--- BEGIN RECORDS SHOWN ---

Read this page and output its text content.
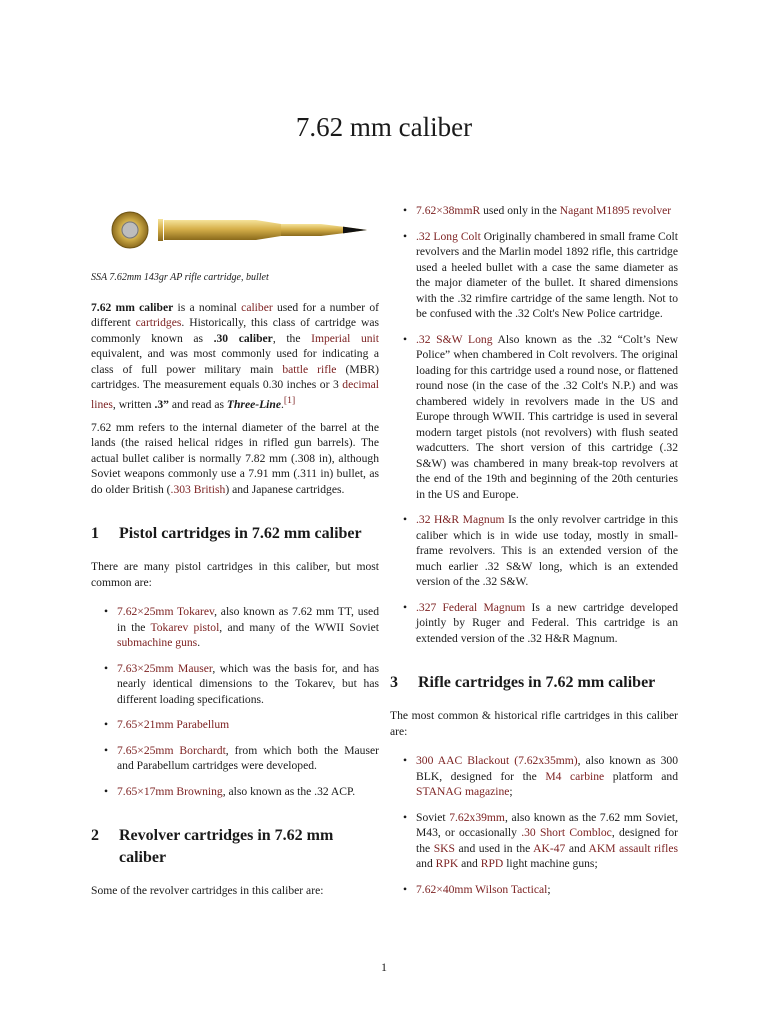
7.62 mm caliber
SSA 7.62mm 143gr AP rifle cartridge, bullet

7.62 mm caliber is a nominal caliber used for a number of different cartridges. Historically, this class of cartridge was commonly known as .30 caliber, the Imperial unit equivalent, and was most commonly used for indicating a class of full power military main battle rifle (MBR) cartridges. The measurement equals 0.30 inches or 3 decimal lines, written .3” and read as Three-Line.[1]

7.62 mm refers to the internal diameter of the barrel at the lands (the raised helical ridges in rifled gun barrels). The actual bullet caliber is normally 7.82 mm (.308 in), although Soviet weapons commonly use a 7.91 mm (.311 in) bullet, as do older British (.303 British) and Japanese cartridges.

1	Pistol cartridges in 7.62 mm caliber

There are many pistol cartridges in this caliber, but most common are:

• 7.62×25mm Tokarev, also known as 7.62 mm TT, used in the Tokarev pistol, and many of the WWII Soviet submachine guns.
• 7.63×25mm Mauser, which was the basis for, and has nearly identical dimensions to the Tokarev, but has different loading specifications.
• 7.65×21mm Parabellum
• 7.65×25mm Borchardt, from which both the Mauser and Parabellum cartridges were developed.
• 7.65×17mm Browning, also known as the .32 ACP.
2	Revolver cartridges in 7.62 mm caliber

Some of the revolver cartridges in this caliber are:

• 7.62×38mmR used only in the Nagant M1895 revolver
• .32 Long Colt Originally chambered in small frame Colt revolvers and the Marlin model 1892 rifle, this cartridge used a heeled bullet with a case the same diameter as the major diameter of the bullet. It shared dimensions with the .32 rimfire cartridge of the same length. Not to be confused with the .32 Colt's New Police cartridge.
• .32 S&W Long Also known as the .32 “Colt’s New Police” when chambered in Colt revolvers. The original loading for this cartridge used a round nose, or flattened round nose (in the case of the .32 Colt's N.P.) and was chambered widely in revolvers made in the US and Europe through WWII. This cartridge is used in several modern target pistols (not revolvers) with flush seated wadcutters. The short version of this cartridge (.32 S&W) was chambered in many break-top revolvers at the end of the 19th and beginning of the 20th centuries in the US and Europe.
• .32 H&R Magnum Is the only revolver cartridge in this caliber which is in wide use today, mostly in small-frame revolvers. This is an extended version of the much earlier .32 S&W long, which is an extended version of the .32 S&W.
• .327 Federal Magnum Is a new cartridge developed jointly by Ruger and Federal. This cartridge is an extended version of the .32 H&R Magnum.
3	Rifle cartridges in 7.62 mm caliber

The most common & historical rifle cartridges in this caliber are:

• 300 AAC Blackout (7.62x35mm), also known as 300 BLK, designed for the M4 carbine platform and STANAG magazine;
• Soviet 7.62x39mm, also known as the 7.62 mm Soviet, M43, or occasionally .30 Short Combloc, designed for the SKS and used in the AK-47 and AKM assault rifles and RPK and RPD light machine guns;
• 7.62×40mm Wilson Tactical;
1
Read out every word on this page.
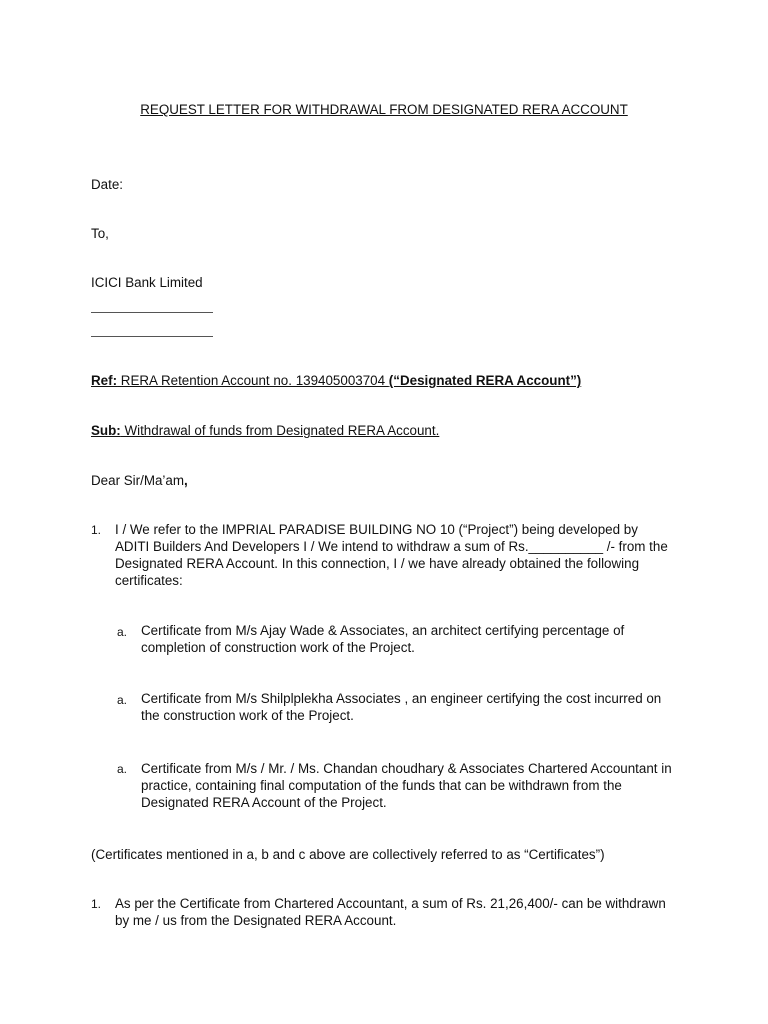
REQUEST LETTER FOR WITHDRAWAL FROM DESIGNATED RERA ACCOUNT
Date:
To,
ICICI Bank Limited
Ref: RERA Retention Account no. 139405003704 (“Designated RERA Account”)
Sub: Withdrawal of funds from Designated RERA Account.
Dear Sir/Ma’am,
1.	I / We refer to the IMPRIAL PARADISE BUILDING NO 10 (“Project”) being developed by ADITI Builders And Developers I / We intend to withdraw a sum of Rs.__________ /- from the Designated RERA Account. In this connection, I / we have already obtained the following certificates:
a.	Certificate from M/s Ajay Wade & Associates, an architect certifying percentage of completion of construction work of the Project.
a.	Certificate from M/s Shilplplekha Associates , an engineer certifying the cost incurred on the construction work of the Project.
a.	Certificate from M/s / Mr. / Ms. Chandan choudhary & Associates Chartered Accountant in practice, containing final computation of the funds that can be withdrawn from the Designated RERA Account of the Project.
(Certificates mentioned in a, b and c above are collectively referred to as “Certificates”)
1.	As per the Certificate from Chartered Accountant, a sum of Rs. 21,26,400/- can be withdrawn by me / us from the Designated RERA Account.
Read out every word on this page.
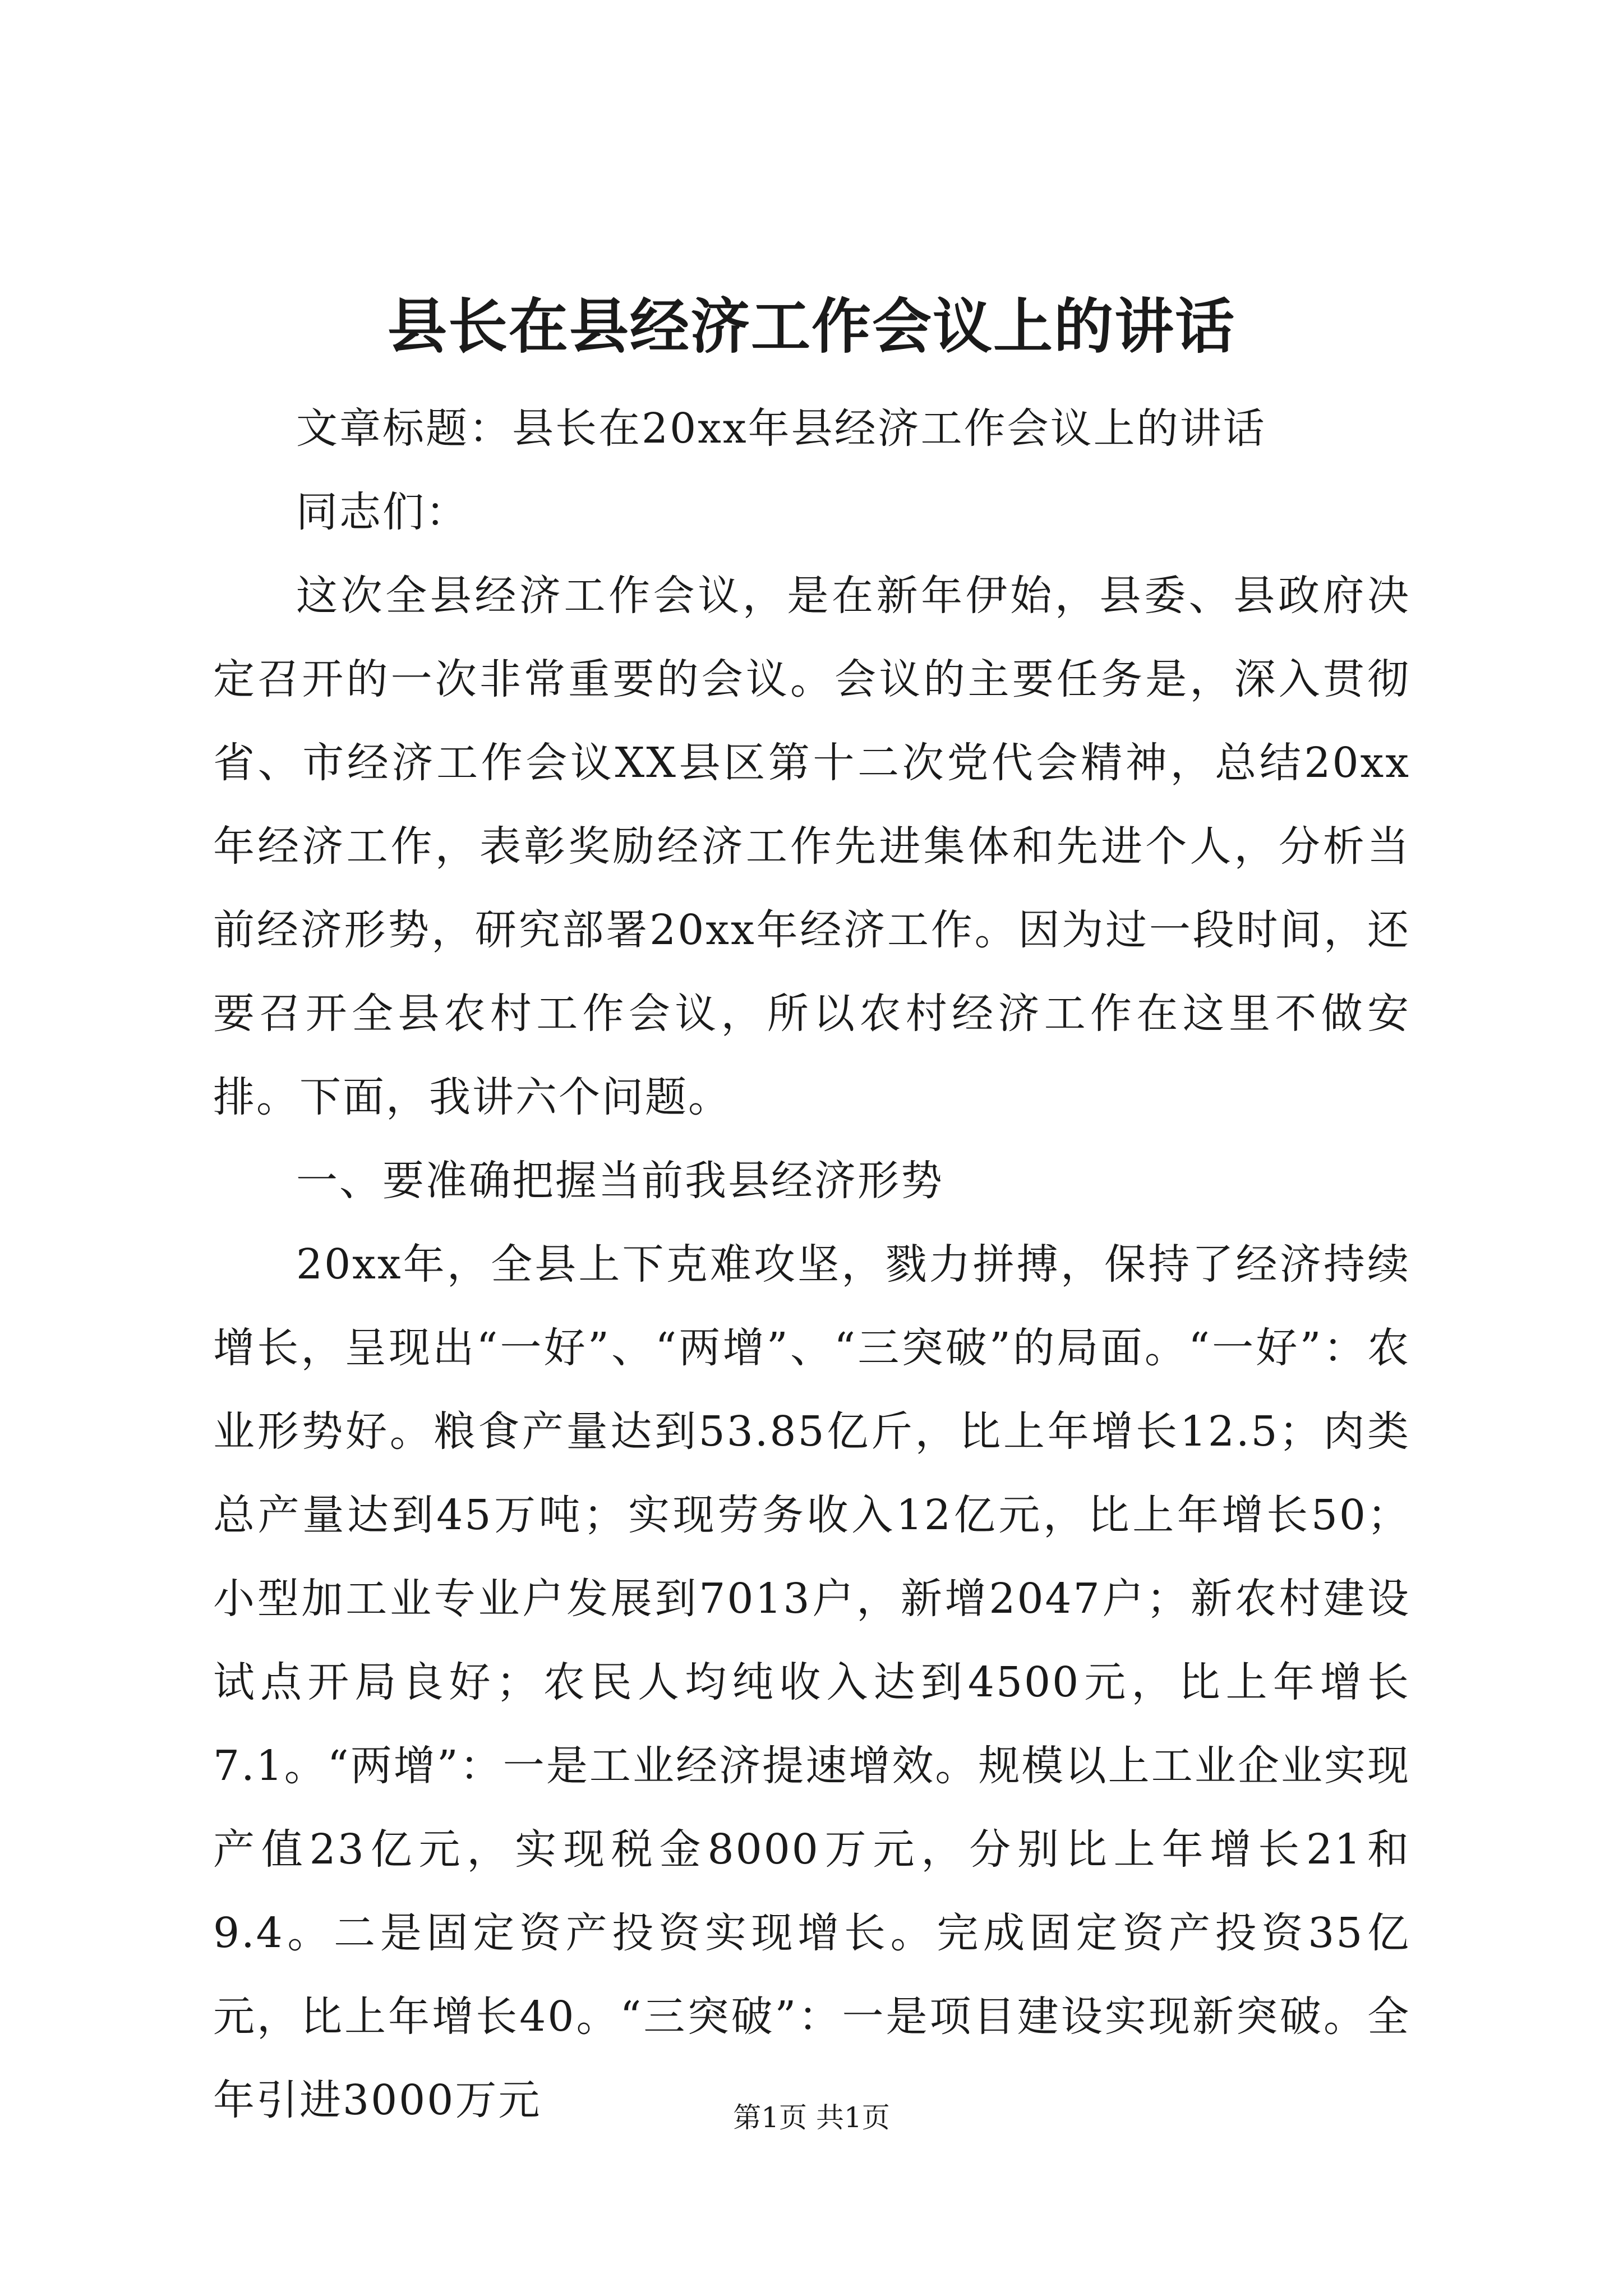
县长在县经济工作会议上的讲话

文章标题：县长在20xx年县经济工作会议上的讲话

同志们：

这次全县经济工作会议，是在新年伊始，县委、县政府决定召开的一次非常重要的会议。会议的主要任务是，深入贯彻省、市经济工作会议XX县区第十二次党代会精神，总结20xx年经济工作，表彰奖励经济工作先进集体和先进个人，分析当前经济形势，研究部署20xx年经济工作。因为过一段时间，还要召开全县农村工作会议，所以农村经济工作在这里不做安排。下面，我讲六个问题。

一、要准确把握当前我县经济形势

20xx年，全县上下克难攻坚，戮力拼搏，保持了经济持续增长，呈现出“一好”、“两增”、“三突破”的局面。“一好”：农业形势好。粮食产量达到53.85亿斤，比上年增长12.5；肉类总产量达到45万吨；实现劳务收入12亿元，比上年增长50；小型加工业专业户发展到7013户，新增2047户；新农村建设试点开局良好；农民人均纯收入达到4500元，比上年增长7.1。“两增”：一是工业经济提速增效。规模以上工业企业实现产值23亿元，实现税金8000万元，分别比上年增长21和9.4。二是固定资产投资实现增长。完成固定资产投资35亿元，比上年增长40。“三突破”：一是项目建设实现新突破。全年引进3000万元	第1页 共1页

--- END RECORDS SHOWN ---

Output a faithful copy of the data, with each picture left out.

RESULT OF THE TASK:
Read this page and output its text content.
7.62 mm caliber
SSA 7.62mm 143gr AP rifle cartridge, bullet

7.62 mm caliber is a nominal caliber used for a number of different cartridges. Historically, this class of cartridge was commonly known as .30 caliber, the Imperial unit equivalent, and was most commonly used for indicating a class of full power military main battle rifle (MBR) cartridges. The measurement equals 0.30 inches or 3 decimal lines, written .3” and read as Three-Line.[1]

7.62 mm refers to the internal diameter of the barrel at the lands (the raised helical ridges in rifled gun barrels). The actual bullet caliber is normally 7.82 mm (.308 in), although Soviet weapons commonly use a 7.91 mm (.311 in) bullet, as do older British (.303 British) and Japanese cartridges.

1	Pistol cartridges in 7.62 mm caliber

There are many pistol cartridges in this caliber, but most common are:

• 7.62×25mm Tokarev, also known as 7.62 mm TT, used in the Tokarev pistol, and many of the WWII Soviet submachine guns.
• 7.63×25mm Mauser, which was the basis for, and has nearly identical dimensions to the Tokarev, but has different loading specifications.
• 7.65×21mm Parabellum
• 7.65×25mm Borchardt, from which both the Mauser and Parabellum cartridges were developed.
• 7.65×17mm Browning, also known as the .32 ACP.
2	Revolver cartridges in 7.62 mm caliber

Some of the revolver cartridges in this caliber are:

• 7.62×38mmR used only in the Nagant M1895 revolver
• .32 Long Colt Originally chambered in small frame Colt revolvers and the Marlin model 1892 rifle, this cartridge used a heeled bullet with a case the same diameter as the major diameter of the bullet. It shared dimensions with the .32 rimfire cartridge of the same length. Not to be confused with the .32 Colt's New Police cartridge.
• .32 S&W Long Also known as the .32 “Colt’s New Police” when chambered in Colt revolvers. The original loading for this cartridge used a round nose, or flattened round nose (in the case of the .32 Colt's N.P.) and was chambered widely in revolvers made in the US and Europe through WWII. This cartridge is used in several modern target pistols (not revolvers) with flush seated wadcutters. The short version of this cartridge (.32 S&W) was chambered in many break-top revolvers at the end of the 19th and beginning of the 20th centuries in the US and Europe.
• .32 H&R Magnum Is the only revolver cartridge in this caliber which is in wide use today, mostly in small-frame revolvers. This is an extended version of the much earlier .32 S&W long, which is an extended version of the .32 S&W.
• .327 Federal Magnum Is a new cartridge developed jointly by Ruger and Federal. This cartridge is an extended version of the .32 H&R Magnum.
3	Rifle cartridges in 7.62 mm caliber

The most common & historical rifle cartridges in this caliber are:

• 300 AAC Blackout (7.62x35mm), also known as 300 BLK, designed for the M4 carbine platform and STANAG magazine;
• Soviet 7.62x39mm, also known as the 7.62 mm Soviet, M43, or occasionally .30 Short Combloc, designed for the SKS and used in the AK-47 and AKM assault rifles and RPK and RPD light machine guns;
• 7.62×40mm Wilson Tactical;
1
Read out every word on this page.
REQUEST LETTER FOR WITHDRAWAL FROM DESIGNATED RERA ACCOUNT
Date:
To,
ICICI Bank Limited
Ref: RERA Retention Account no. 139405003704 (“Designated RERA Account”)
Sub: Withdrawal of funds from Designated RERA Account.
Dear Sir/Ma’am,
1.	I / We refer to the IMPRIAL PARADISE BUILDING NO 10 (“Project”) being developed by ADITI Builders And Developers I / We intend to withdraw a sum of Rs.__________ /- from the Designated RERA Account. In this connection, I / we have already obtained the following certificates:
a.	Certificate from M/s Ajay Wade & Associates, an architect certifying percentage of completion of construction work of the Project.
a.	Certificate from M/s Shilplplekha Associates , an engineer certifying the cost incurred on the construction work of the Project.
a.	Certificate from M/s / Mr. / Ms. Chandan choudhary & Associates Chartered Accountant in practice, containing final computation of the funds that can be withdrawn from the Designated RERA Account of the Project.
(Certificates mentioned in a, b and c above are collectively referred to as “Certificates”)
1.	As per the Certificate from Chartered Accountant, a sum of Rs. 21,26,400/- can be withdrawn by me / us from the Designated RERA Account.
Read out every word on this page.
县长在县经济工作会议上的讲话

文章标题：县长在20xx年县经济工作会议上的讲话

同志们：

这次全县经济工作会议，是在新年伊始，县委、县政府决定召开的一次非常重要的会议。会议的主要任务是，深入贯彻省、市经济工作会议XX县区第十二次党代会精神，总结20xx年经济工作，表彰奖励经济工作先进集体和先进个人，分析当前经济形势，研究部署20xx年经济工作。因为过一段时间，还要召开全县农村工作会议，所以农村经济工作在这里不做安排。下面，我讲六个问题。

一、要准确把握当前我县经济形势

20xx年，全县上下克难攻坚，戮力拼搏，保持了经济持续增长，呈现出“一好”、“两增”、“三突破”的局面。“一好”：农业形势好。粮食产量达到53.85亿斤，比上年增长12.5；肉类总产量达到45万吨；实现劳务收入12亿元，比上年增长50；小型加工业专业户发展到7013户，新增2047户；新农村建设试点开局良好；农民人均纯收入达到4500元，比上年增长7.1。“两增”：一是工业经济提速增效。规模以上工业企业实现产值23亿元，实现税金8000万元，分别比上年增长21和9.4。二是固定资产投资实现增长。完成固定资产投资35亿元，比上年增长40。“三突破”：一是项目建设实现新突破。全年引进3000万元	第1页 共1页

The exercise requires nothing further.